(TASK TO COMPLETE):
Take each line that has the word "Vlaga" and return it.

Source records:
● ● ● ● ● ● ●
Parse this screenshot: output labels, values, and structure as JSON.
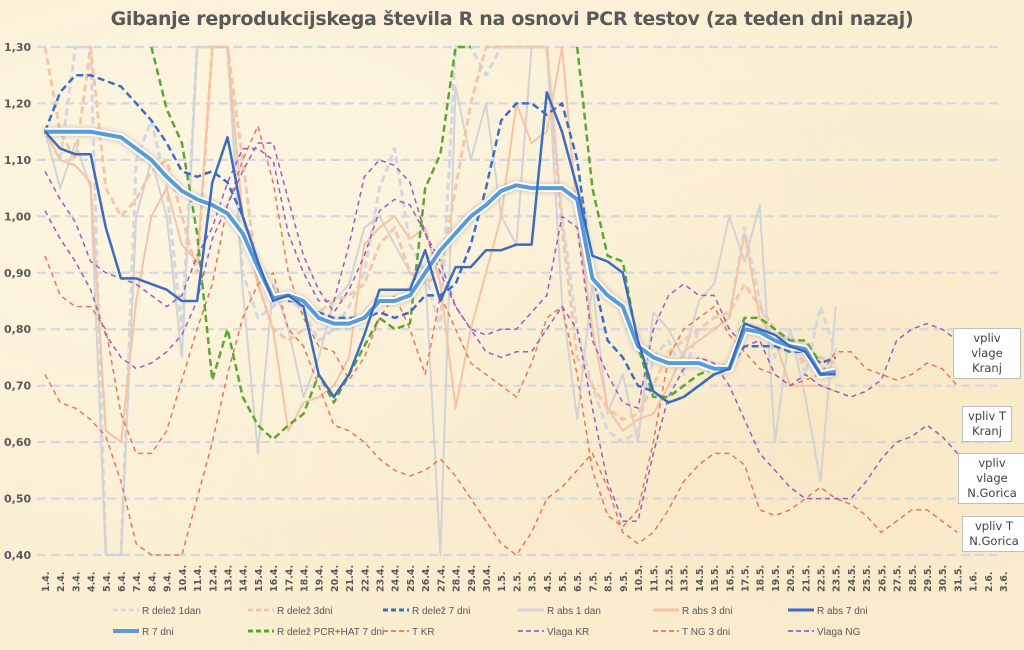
{
  "chart_data": {
    "type": "line",
    "title": "Gibanje reprodukcijskega števila R na osnovi PCR testov (za teden dni nazaj)",
    "xlabel": "",
    "ylabel": "",
    "ylim": [
      0.4,
      1.3
    ],
    "yticks": [
      "0,40",
      "0,50",
      "0,60",
      "0,70",
      "0,80",
      "0,90",
      "1,00",
      "1,10",
      "1,20",
      "1,30"
    ],
    "grid": true,
    "legend_position": "bottom",
    "categories": [
      "1.4.",
      "2.4.",
      "3.4.",
      "4.4.",
      "5.4.",
      "6.4.",
      "7.4.",
      "8.4.",
      "9.4.",
      "10.4.",
      "11.4.",
      "12.4.",
      "13.4.",
      "14.4.",
      "15.4.",
      "16.4.",
      "17.4.",
      "18.4.",
      "19.4.",
      "20.4.",
      "21.4.",
      "22.4.",
      "23.4.",
      "24.4.",
      "25.4.",
      "26.4.",
      "27.4.",
      "28.4.",
      "29.4.",
      "30.4.",
      "1.5.",
      "2.5.",
      "3.5.",
      "4.5.",
      "5.5.",
      "6.5.",
      "7.5.",
      "8.5.",
      "9.5.",
      "10.5.",
      "11.5.",
      "12.5.",
      "13.5.",
      "14.5.",
      "15.5.",
      "16.5.",
      "17.5.",
      "18.5.",
      "19.5.",
      "20.5.",
      "21.5.",
      "22.5.",
      "23.5.",
      "24.5.",
      "25.5.",
      "26.5.",
      "27.5.",
      "28.5.",
      "29.5.",
      "30.5.",
      "31.5.",
      "1.6.",
      "2.6.",
      "3.6."
    ],
    "series": [
      {
        "name": "R delež 1dan",
        "color": "#d3d7de",
        "style": "dash",
        "width": 3,
        "values": [
          1.15,
          1.1,
          1.3,
          1.3,
          0.4,
          0.4,
          1.1,
          1.17,
          1.05,
          0.8,
          1.3,
          1.3,
          1.3,
          0.9,
          0.82,
          0.84,
          0.86,
          0.83,
          0.78,
          0.8,
          0.84,
          0.9,
          1.05,
          1.12,
          0.95,
          0.9,
          0.8,
          1.3,
          1.3,
          1.25,
          1.3,
          1.3,
          1.3,
          1.3,
          1.0,
          0.8,
          0.7,
          0.62,
          0.6,
          0.62,
          0.75,
          0.78,
          0.72,
          0.8,
          0.8,
          0.82,
          0.98,
          0.85,
          0.75,
          0.8,
          0.72,
          0.84,
          0.76,
          null,
          null,
          null,
          null,
          null,
          null,
          null,
          null,
          null,
          null,
          null
        ]
      },
      {
        "name": "R delež 3dni",
        "color": "#f7c5a8",
        "style": "dash",
        "width": 3,
        "values": [
          1.3,
          1.15,
          1.1,
          1.3,
          1.05,
          1.0,
          1.03,
          1.08,
          1.1,
          1.0,
          0.9,
          1.3,
          1.3,
          1.1,
          0.88,
          0.8,
          0.78,
          0.8,
          0.83,
          0.85,
          0.86,
          0.88,
          0.95,
          0.98,
          0.9,
          0.88,
          0.9,
          1.05,
          1.2,
          1.3,
          1.3,
          1.3,
          1.3,
          1.3,
          0.98,
          0.75,
          0.7,
          0.66,
          0.64,
          0.65,
          0.7,
          0.76,
          0.78,
          0.8,
          0.82,
          0.83,
          0.88,
          0.84,
          0.8,
          0.77,
          0.74,
          0.75,
          0.74,
          null,
          null,
          null,
          null,
          null,
          null,
          null,
          null,
          null,
          null,
          null
        ]
      },
      {
        "name": "R delež 7dni",
        "color": "#3a6fc9",
        "style": "dash",
        "width": 2.5,
        "values": [
          1.15,
          1.22,
          1.25,
          1.25,
          1.24,
          1.23,
          1.2,
          1.17,
          1.13,
          1.08,
          1.07,
          1.08,
          1.06,
          1.0,
          0.92,
          0.86,
          0.85,
          0.85,
          0.83,
          0.82,
          0.82,
          0.82,
          0.83,
          0.82,
          0.83,
          0.86,
          0.86,
          0.88,
          0.95,
          1.05,
          1.17,
          1.2,
          1.2,
          1.18,
          1.2,
          1.1,
          0.9,
          0.78,
          0.75,
          0.7,
          0.69,
          0.67,
          0.68,
          0.7,
          0.72,
          0.73,
          0.77,
          0.77,
          0.77,
          0.76,
          0.76,
          0.74,
          0.75,
          null,
          null,
          null,
          null,
          null,
          null,
          null,
          null,
          null,
          null,
          null
        ]
      },
      {
        "name": "R abs 1 dan",
        "color": "#d3d3d6",
        "style": "solid",
        "width": 2,
        "values": [
          1.15,
          1.05,
          1.13,
          1.05,
          0.4,
          0.4,
          1.0,
          1.1,
          1.0,
          0.75,
          1.3,
          1.3,
          1.3,
          0.87,
          0.58,
          0.88,
          0.8,
          0.68,
          0.75,
          0.85,
          0.88,
          0.98,
          1.0,
          0.95,
          0.9,
          0.9,
          0.4,
          1.23,
          1.1,
          1.2,
          1.0,
          0.95,
          1.3,
          1.3,
          0.85,
          0.64,
          0.88,
          0.65,
          0.72,
          0.6,
          0.83,
          0.8,
          0.75,
          0.85,
          0.88,
          1.0,
          0.92,
          1.02,
          0.6,
          0.8,
          0.68,
          0.53,
          0.84,
          null,
          null,
          null,
          null,
          null,
          null,
          null,
          null,
          null,
          null,
          null
        ]
      },
      {
        "name": "R abs 3 dni",
        "color": "#f7c3a3",
        "style": "solid",
        "width": 2,
        "values": [
          1.15,
          1.1,
          1.09,
          1.06,
          0.62,
          0.6,
          0.85,
          1.0,
          1.05,
          0.95,
          0.92,
          1.3,
          1.3,
          1.0,
          0.88,
          0.8,
          0.62,
          0.67,
          0.68,
          0.7,
          0.75,
          0.95,
          0.98,
          1.0,
          0.96,
          0.98,
          0.88,
          0.66,
          0.8,
          0.9,
          1.0,
          1.2,
          1.13,
          1.15,
          1.3,
          1.0,
          0.8,
          0.66,
          0.62,
          0.64,
          0.65,
          0.7,
          0.76,
          0.78,
          0.8,
          0.82,
          0.97,
          0.82,
          0.78,
          0.7,
          0.7,
          0.7,
          0.69,
          null,
          null,
          null,
          null,
          null,
          null,
          null,
          null,
          null,
          null,
          null
        ]
      },
      {
        "name": "R abs 7 dni",
        "color": "#3c6cc0",
        "style": "solid",
        "width": 2.5,
        "values": [
          1.15,
          1.12,
          1.11,
          1.11,
          0.98,
          0.89,
          0.89,
          0.88,
          0.87,
          0.85,
          0.85,
          1.06,
          1.14,
          1.0,
          0.92,
          0.85,
          0.86,
          0.84,
          0.72,
          0.68,
          0.72,
          0.79,
          0.87,
          0.87,
          0.87,
          0.94,
          0.85,
          0.91,
          0.91,
          0.94,
          0.94,
          0.95,
          0.95,
          1.22,
          1.15,
          1.05,
          0.93,
          0.92,
          0.9,
          0.78,
          0.69,
          0.67,
          0.68,
          0.7,
          0.72,
          0.73,
          0.81,
          0.8,
          0.79,
          0.77,
          0.76,
          0.72,
          0.72,
          null,
          null,
          null,
          null,
          null,
          null,
          null,
          null,
          null,
          null,
          null
        ]
      },
      {
        "name": "R 7 dni",
        "color": "#5b9bd5",
        "style": "solid-glow",
        "width": 4,
        "values": [
          1.15,
          1.15,
          1.15,
          1.15,
          1.145,
          1.14,
          1.12,
          1.1,
          1.07,
          1.045,
          1.03,
          1.02,
          1.005,
          0.97,
          0.91,
          0.855,
          0.86,
          0.85,
          0.82,
          0.81,
          0.81,
          0.82,
          0.85,
          0.85,
          0.86,
          0.9,
          0.94,
          0.97,
          1.0,
          1.02,
          1.045,
          1.055,
          1.05,
          1.05,
          1.05,
          1.03,
          0.89,
          0.86,
          0.84,
          0.77,
          0.75,
          0.74,
          0.74,
          0.74,
          0.73,
          0.73,
          0.8,
          0.795,
          0.78,
          0.77,
          0.765,
          0.72,
          0.725,
          null,
          null,
          null,
          null,
          null,
          null,
          null,
          null,
          null,
          null,
          null
        ]
      },
      {
        "name": "R delež PCR+HAT 7 dni",
        "color": "#5aa832",
        "style": "dash",
        "width": 2.5,
        "values": [
          null,
          null,
          null,
          null,
          null,
          null,
          null,
          1.3,
          1.19,
          1.13,
          0.97,
          0.71,
          0.8,
          0.68,
          0.63,
          0.605,
          0.63,
          0.65,
          0.72,
          0.67,
          0.72,
          0.77,
          0.82,
          0.8,
          0.81,
          1.05,
          1.11,
          1.3,
          1.3,
          null,
          null,
          null,
          null,
          null,
          null,
          1.3,
          1.05,
          0.93,
          0.92,
          0.77,
          0.68,
          0.68,
          0.7,
          0.72,
          0.73,
          0.74,
          0.82,
          0.82,
          0.8,
          0.78,
          0.78,
          0.74,
          null,
          null,
          null,
          null,
          null,
          null,
          null,
          null,
          null,
          null,
          null,
          null
        ]
      },
      {
        "name": "T KR",
        "color": "#ee7559",
        "style": "dash-thin",
        "width": 1.5,
        "values": [
          0.93,
          0.86,
          0.84,
          0.84,
          0.8,
          0.65,
          0.58,
          0.58,
          0.62,
          0.71,
          0.8,
          0.88,
          1.02,
          1.1,
          1.16,
          1.06,
          0.9,
          0.82,
          0.77,
          0.76,
          0.71,
          0.75,
          0.82,
          0.86,
          0.8,
          0.72,
          0.86,
          0.8,
          0.74,
          0.72,
          0.7,
          0.68,
          0.74,
          0.82,
          0.84,
          0.72,
          0.55,
          0.47,
          0.45,
          0.48,
          0.6,
          0.75,
          0.8,
          0.82,
          0.84,
          0.79,
          0.76,
          0.73,
          0.72,
          0.7,
          0.71,
          0.72,
          0.76,
          0.76,
          0.73,
          0.72,
          0.71,
          0.72,
          0.74,
          0.73,
          0.7,
          null,
          null,
          null
        ]
      },
      {
        "name": "Vlaga KR",
        "color": "#9460c1",
        "style": "dash-thin",
        "width": 1.5,
        "values": [
          1.08,
          1.03,
          0.99,
          0.92,
          0.9,
          0.89,
          0.88,
          0.86,
          0.84,
          0.86,
          0.93,
          0.98,
          1.06,
          1.12,
          1.12,
          1.1,
          0.97,
          0.9,
          0.85,
          0.85,
          0.95,
          1.07,
          1.1,
          1.09,
          1.06,
          0.97,
          0.92,
          0.84,
          0.8,
          0.79,
          0.8,
          0.8,
          0.83,
          0.86,
          1.0,
          0.98,
          0.78,
          0.72,
          0.67,
          0.66,
          0.8,
          0.86,
          0.88,
          0.86,
          0.86,
          0.8,
          0.77,
          0.78,
          0.72,
          0.7,
          0.72,
          0.7,
          0.69,
          0.68,
          0.69,
          0.71,
          0.78,
          0.8,
          0.81,
          0.8,
          0.78,
          0.73,
          null,
          null
        ]
      },
      {
        "name": "T NG 3 dni",
        "color": "#ee7559",
        "style": "dash-thin",
        "width": 1.5,
        "values": [
          0.72,
          0.67,
          0.66,
          0.64,
          0.61,
          0.53,
          0.42,
          0.38,
          0.35,
          0.4,
          0.5,
          0.6,
          0.72,
          0.82,
          0.88,
          0.9,
          0.8,
          0.77,
          0.7,
          0.63,
          0.62,
          0.6,
          0.57,
          0.55,
          0.54,
          0.55,
          0.57,
          0.54,
          0.5,
          0.46,
          0.42,
          0.4,
          0.44,
          0.5,
          0.52,
          0.55,
          0.58,
          0.52,
          0.44,
          0.42,
          0.44,
          0.48,
          0.53,
          0.56,
          0.58,
          0.58,
          0.56,
          0.48,
          0.47,
          0.48,
          0.5,
          0.52,
          0.5,
          0.49,
          0.47,
          0.44,
          0.46,
          0.48,
          0.48,
          0.46,
          0.44,
          null,
          null,
          null
        ]
      },
      {
        "name": "Vlaga NG",
        "color": "#9460c1",
        "style": "dash-thin",
        "width": 1.5,
        "values": [
          1.01,
          0.96,
          0.92,
          0.87,
          0.79,
          0.75,
          0.73,
          0.74,
          0.76,
          0.79,
          0.85,
          0.96,
          1.02,
          1.08,
          1.13,
          1.13,
          1.03,
          0.93,
          0.87,
          0.83,
          0.87,
          0.93,
          1.01,
          1.03,
          1.02,
          0.97,
          0.9,
          0.84,
          0.8,
          0.76,
          0.75,
          0.76,
          0.76,
          0.8,
          0.84,
          0.8,
          0.66,
          0.53,
          0.46,
          0.46,
          0.58,
          0.68,
          0.73,
          0.75,
          0.74,
          0.7,
          0.64,
          0.58,
          0.55,
          0.52,
          0.5,
          0.5,
          0.5,
          0.5,
          0.53,
          0.57,
          0.6,
          0.61,
          0.63,
          0.61,
          0.58,
          0.55,
          null,
          null
        ]
      }
    ]
  },
  "legend": [
    {
      "label": "R delež 1dan"
    },
    {
      "label": "R delež 3dni"
    },
    {
      "label": "R delež 7 dni"
    },
    {
      "label": "R abs 1 dan"
    },
    {
      "label": "R abs 3 dni"
    },
    {
      "label": "R abs 7 dni"
    },
    {
      "label": "R 7 dni"
    },
    {
      "label": "R delež PCR+HAT 7 dni"
    },
    {
      "label": "T KR"
    },
    {
      "label": "Vlaga KR"
    },
    {
      "label": "T NG 3 dni"
    },
    {
      "label": "Vlaga NG"
    }
  ],
  "annotations": [
    {
      "line1": "vpliv vlage",
      "line2": "Kranj"
    },
    {
      "line1": "vpliv T",
      "line2": "Kranj"
    },
    {
      "line1": "vpliv vlage",
      "line2": "N.Gorica"
    },
    {
      "line1": "vpliv T",
      "line2": "N.Gorica"
    }
  ]
}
● ● ● ● ● ● ●
(RESULT OF THE TASK):
        "name": "Vlaga KR",
        "name": "Vlaga NG",
      "label": "Vlaga KR"
      "label": "Vlaga NG"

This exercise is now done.